## begin Input rows

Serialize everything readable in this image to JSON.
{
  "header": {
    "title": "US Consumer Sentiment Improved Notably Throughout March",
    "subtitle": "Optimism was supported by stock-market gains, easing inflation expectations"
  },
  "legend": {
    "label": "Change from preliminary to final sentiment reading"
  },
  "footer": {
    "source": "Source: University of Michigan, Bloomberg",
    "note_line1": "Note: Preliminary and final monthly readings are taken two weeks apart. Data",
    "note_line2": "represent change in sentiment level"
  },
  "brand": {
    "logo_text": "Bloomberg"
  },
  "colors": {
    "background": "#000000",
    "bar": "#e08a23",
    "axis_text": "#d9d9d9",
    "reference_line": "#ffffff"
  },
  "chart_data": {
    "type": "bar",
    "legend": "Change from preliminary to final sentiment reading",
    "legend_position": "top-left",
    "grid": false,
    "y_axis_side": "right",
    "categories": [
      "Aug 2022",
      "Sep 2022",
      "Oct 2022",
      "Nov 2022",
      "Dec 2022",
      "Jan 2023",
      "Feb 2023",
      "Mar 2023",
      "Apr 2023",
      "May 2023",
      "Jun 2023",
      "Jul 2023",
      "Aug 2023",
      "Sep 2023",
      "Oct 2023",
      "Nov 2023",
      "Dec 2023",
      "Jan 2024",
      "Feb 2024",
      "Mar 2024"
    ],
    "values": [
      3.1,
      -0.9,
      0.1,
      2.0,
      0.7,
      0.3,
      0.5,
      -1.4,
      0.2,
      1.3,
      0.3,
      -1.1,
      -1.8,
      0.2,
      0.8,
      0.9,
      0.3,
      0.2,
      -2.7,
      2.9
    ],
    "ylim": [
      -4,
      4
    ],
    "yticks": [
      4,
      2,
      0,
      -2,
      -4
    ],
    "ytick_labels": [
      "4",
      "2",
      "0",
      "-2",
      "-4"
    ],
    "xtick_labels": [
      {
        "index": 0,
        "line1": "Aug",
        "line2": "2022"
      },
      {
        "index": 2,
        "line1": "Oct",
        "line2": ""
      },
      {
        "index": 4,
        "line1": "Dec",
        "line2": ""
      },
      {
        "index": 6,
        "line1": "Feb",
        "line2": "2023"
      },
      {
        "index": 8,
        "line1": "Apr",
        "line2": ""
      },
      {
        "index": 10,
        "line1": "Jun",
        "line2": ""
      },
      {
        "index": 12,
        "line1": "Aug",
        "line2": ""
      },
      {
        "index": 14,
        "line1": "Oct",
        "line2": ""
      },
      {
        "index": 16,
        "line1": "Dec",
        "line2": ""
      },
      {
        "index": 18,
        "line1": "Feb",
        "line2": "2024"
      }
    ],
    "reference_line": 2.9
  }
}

## end Input rows

> [Task goal]:
Return from the data every line that holds "index".

> [In response]:
        "index": 0,
        "index": 2,
        "index": 4,
        "index": 6,
        "index": 8,
        "index": 10,
        "index": 12,
        "index": 14,
        "index": 16,
        "index": 18,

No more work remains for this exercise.